── Input rows

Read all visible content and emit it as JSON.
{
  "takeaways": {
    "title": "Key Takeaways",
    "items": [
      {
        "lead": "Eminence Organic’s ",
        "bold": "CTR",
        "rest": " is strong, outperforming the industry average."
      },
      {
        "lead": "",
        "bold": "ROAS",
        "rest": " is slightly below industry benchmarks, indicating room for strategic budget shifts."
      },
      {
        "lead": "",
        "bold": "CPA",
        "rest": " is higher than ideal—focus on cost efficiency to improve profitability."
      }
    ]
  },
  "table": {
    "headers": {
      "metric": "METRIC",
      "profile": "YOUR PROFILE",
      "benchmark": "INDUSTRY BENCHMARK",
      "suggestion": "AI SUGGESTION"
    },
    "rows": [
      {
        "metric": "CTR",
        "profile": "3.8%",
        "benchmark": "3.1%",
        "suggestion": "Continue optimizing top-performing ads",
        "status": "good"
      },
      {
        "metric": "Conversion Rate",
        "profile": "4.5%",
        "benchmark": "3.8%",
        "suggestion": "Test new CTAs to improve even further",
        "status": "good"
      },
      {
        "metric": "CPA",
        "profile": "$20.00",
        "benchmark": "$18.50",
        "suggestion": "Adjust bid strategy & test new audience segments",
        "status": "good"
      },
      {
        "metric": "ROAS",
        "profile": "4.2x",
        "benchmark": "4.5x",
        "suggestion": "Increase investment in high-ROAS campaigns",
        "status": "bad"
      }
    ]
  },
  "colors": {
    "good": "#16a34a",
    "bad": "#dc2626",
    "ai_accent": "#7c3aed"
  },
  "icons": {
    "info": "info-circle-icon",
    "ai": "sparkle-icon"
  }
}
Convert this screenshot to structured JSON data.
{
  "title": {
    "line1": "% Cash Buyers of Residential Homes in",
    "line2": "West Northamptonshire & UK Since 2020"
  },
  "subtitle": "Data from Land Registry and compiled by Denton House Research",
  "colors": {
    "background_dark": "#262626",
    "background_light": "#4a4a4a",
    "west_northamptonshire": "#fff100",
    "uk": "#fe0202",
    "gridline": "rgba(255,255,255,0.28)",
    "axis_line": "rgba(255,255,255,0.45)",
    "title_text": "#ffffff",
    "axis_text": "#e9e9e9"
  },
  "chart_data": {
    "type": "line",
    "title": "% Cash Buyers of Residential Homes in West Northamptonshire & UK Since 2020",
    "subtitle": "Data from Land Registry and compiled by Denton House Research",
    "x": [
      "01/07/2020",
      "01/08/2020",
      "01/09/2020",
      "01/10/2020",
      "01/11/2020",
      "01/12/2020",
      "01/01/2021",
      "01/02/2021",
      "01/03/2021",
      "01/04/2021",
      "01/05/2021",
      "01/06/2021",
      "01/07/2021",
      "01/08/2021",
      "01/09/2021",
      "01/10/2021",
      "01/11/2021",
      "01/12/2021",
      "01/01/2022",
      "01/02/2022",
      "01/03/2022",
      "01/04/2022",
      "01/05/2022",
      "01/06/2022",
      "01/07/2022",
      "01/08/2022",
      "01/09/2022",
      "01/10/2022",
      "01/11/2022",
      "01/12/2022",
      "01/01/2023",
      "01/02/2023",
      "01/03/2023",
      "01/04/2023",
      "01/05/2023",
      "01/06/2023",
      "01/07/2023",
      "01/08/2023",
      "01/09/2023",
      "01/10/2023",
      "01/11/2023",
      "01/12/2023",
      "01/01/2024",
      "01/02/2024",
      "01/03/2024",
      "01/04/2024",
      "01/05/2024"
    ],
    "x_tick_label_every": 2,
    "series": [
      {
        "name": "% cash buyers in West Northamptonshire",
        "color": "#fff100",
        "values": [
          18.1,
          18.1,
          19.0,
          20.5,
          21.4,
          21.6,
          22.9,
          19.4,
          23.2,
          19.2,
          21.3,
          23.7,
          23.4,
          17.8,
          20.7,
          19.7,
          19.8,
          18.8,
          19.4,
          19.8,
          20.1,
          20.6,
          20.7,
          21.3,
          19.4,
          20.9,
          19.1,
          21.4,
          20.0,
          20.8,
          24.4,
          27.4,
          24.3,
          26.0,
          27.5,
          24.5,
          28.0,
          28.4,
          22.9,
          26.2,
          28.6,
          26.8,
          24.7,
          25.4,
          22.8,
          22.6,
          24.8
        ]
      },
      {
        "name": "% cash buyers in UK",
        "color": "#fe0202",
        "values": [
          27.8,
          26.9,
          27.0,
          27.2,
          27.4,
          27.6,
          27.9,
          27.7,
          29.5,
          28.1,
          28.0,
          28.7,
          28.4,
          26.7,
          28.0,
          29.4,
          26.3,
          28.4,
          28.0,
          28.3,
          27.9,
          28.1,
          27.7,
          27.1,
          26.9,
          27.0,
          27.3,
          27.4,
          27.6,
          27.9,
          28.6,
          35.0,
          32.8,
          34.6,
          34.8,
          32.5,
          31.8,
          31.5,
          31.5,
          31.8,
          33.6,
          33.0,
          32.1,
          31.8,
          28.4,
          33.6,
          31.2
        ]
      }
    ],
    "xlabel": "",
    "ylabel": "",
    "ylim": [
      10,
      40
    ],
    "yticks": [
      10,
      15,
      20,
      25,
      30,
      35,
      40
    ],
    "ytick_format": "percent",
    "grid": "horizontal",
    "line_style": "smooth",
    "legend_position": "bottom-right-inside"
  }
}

────

• Stated task: Copy out every line from the records that has the word "name".

• The answer:
        "name": "% cash buyers in West Northamptonshire",
        "name": "% cash buyers in UK",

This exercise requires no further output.